Given information —
START
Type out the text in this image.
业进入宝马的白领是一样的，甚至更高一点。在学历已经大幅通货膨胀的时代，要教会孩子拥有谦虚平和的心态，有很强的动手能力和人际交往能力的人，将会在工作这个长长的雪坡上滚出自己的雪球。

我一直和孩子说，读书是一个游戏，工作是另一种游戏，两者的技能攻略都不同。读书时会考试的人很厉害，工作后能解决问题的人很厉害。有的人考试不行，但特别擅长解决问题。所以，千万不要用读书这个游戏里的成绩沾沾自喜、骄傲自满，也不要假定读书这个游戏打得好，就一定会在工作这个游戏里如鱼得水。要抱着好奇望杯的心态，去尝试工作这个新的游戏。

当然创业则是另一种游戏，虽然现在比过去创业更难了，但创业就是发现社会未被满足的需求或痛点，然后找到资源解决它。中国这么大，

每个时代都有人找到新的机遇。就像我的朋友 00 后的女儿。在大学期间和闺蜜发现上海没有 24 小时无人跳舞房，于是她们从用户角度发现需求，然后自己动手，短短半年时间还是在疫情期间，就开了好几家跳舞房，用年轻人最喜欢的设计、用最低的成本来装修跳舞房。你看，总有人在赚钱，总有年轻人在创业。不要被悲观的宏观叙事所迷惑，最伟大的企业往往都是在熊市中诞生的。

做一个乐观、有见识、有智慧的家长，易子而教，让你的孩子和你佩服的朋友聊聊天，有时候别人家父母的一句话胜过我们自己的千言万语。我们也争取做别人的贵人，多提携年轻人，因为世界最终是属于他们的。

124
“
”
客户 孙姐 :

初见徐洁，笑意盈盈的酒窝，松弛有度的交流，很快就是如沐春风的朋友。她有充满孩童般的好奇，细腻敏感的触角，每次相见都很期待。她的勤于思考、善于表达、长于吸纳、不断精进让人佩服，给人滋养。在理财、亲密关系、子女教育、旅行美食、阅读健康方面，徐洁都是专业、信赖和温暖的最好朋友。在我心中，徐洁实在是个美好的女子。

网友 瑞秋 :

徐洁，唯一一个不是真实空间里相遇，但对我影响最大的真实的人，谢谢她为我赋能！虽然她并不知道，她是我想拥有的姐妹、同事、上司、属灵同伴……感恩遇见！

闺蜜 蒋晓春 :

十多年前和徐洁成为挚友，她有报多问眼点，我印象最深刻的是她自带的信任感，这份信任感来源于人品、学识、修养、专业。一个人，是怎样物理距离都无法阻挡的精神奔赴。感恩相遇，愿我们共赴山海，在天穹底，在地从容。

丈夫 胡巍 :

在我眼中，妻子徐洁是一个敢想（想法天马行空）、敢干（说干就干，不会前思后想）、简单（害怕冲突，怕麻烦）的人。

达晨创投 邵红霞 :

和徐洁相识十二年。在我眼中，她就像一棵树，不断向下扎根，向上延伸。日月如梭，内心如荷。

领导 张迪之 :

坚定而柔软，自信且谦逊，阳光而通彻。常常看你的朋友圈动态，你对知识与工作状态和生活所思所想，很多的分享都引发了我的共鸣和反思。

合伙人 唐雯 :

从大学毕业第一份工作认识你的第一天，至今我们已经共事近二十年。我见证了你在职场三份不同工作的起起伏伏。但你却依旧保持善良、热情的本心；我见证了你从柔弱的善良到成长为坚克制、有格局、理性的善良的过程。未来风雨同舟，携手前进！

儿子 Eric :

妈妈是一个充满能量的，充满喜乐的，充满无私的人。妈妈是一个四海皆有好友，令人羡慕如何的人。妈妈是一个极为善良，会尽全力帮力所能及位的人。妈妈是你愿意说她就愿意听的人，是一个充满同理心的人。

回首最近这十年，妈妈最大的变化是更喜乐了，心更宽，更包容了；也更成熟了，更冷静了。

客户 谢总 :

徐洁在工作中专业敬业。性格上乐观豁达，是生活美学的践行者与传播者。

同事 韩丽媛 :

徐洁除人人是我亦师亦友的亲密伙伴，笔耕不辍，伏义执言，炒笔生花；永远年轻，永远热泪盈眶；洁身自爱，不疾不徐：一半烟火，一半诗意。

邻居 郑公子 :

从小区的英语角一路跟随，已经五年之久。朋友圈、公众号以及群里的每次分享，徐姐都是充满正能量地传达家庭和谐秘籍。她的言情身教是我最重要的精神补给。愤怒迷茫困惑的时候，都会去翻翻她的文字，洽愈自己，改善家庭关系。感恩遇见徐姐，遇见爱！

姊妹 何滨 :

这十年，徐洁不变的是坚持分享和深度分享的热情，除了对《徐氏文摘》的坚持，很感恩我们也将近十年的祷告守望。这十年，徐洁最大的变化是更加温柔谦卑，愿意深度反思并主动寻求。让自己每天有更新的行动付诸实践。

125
END
START
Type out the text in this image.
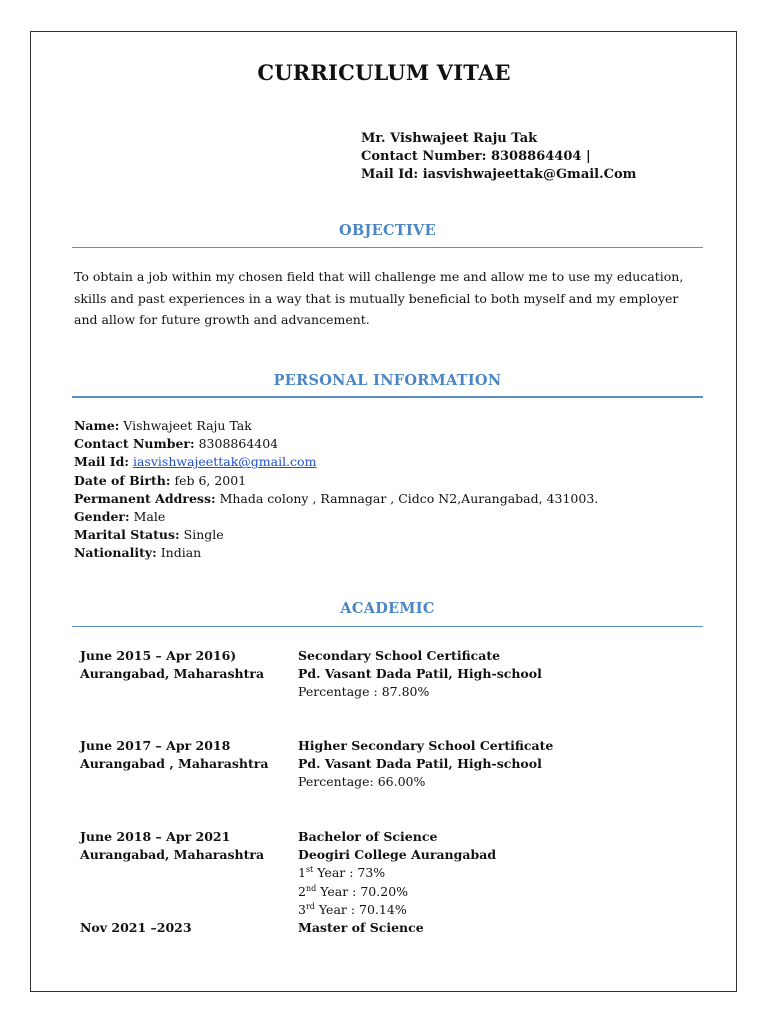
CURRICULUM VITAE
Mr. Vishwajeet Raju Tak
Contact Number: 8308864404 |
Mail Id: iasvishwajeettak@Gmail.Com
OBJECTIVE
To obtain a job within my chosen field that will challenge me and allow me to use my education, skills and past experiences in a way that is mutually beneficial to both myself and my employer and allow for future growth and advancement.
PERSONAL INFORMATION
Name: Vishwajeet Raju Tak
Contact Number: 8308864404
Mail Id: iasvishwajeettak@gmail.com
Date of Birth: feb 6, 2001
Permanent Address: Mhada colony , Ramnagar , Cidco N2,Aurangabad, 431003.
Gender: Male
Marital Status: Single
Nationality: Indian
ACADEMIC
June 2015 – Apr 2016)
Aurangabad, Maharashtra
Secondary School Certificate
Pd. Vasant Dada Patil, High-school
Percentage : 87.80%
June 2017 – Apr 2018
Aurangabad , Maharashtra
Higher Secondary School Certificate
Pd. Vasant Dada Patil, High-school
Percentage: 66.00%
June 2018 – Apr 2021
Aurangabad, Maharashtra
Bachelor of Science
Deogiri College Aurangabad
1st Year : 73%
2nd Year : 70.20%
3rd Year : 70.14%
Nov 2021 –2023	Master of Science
END
START
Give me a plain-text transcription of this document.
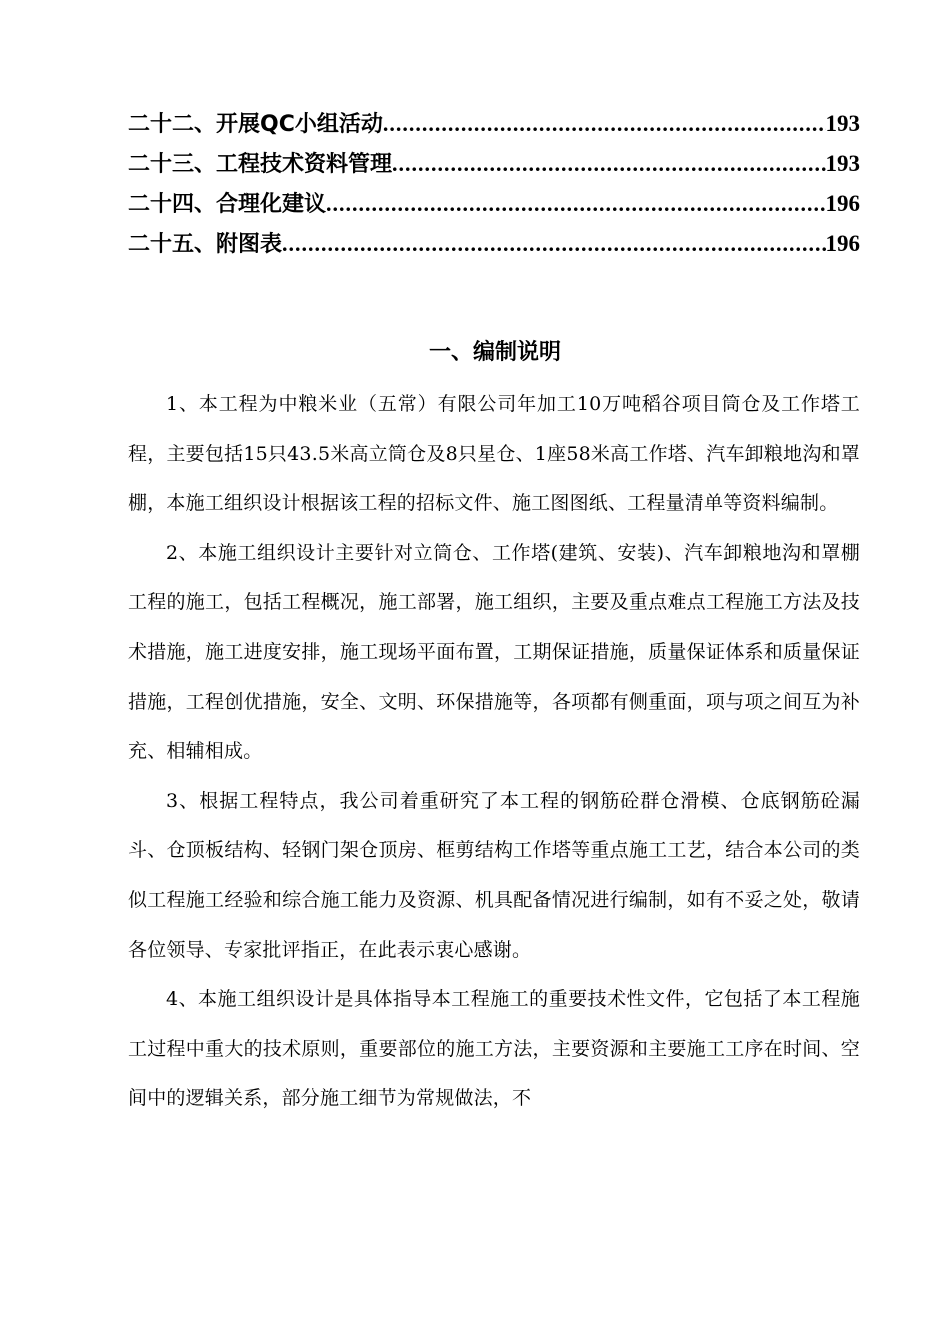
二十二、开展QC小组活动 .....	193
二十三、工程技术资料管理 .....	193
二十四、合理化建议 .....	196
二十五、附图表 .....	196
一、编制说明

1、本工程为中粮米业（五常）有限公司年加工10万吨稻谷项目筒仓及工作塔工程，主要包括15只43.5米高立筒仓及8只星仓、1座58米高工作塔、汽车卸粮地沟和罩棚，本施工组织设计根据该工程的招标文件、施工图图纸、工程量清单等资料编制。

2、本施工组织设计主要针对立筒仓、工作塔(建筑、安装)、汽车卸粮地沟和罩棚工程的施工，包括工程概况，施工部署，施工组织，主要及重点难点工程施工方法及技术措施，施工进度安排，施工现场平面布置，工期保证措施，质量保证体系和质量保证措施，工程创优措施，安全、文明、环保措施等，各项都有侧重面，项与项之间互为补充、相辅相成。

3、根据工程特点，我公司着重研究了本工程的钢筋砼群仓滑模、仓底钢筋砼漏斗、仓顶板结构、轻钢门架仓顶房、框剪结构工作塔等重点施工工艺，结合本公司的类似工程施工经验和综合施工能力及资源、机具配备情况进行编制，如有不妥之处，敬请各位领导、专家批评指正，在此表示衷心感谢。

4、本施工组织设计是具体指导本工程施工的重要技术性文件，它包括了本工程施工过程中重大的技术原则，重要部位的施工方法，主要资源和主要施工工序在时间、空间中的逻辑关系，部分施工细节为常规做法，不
END
Task goal — Select the lines in this material that hold the word "Secondary", leaving none out.

Exercise result —
Secondary School Certificate
Higher Secondary School Certificate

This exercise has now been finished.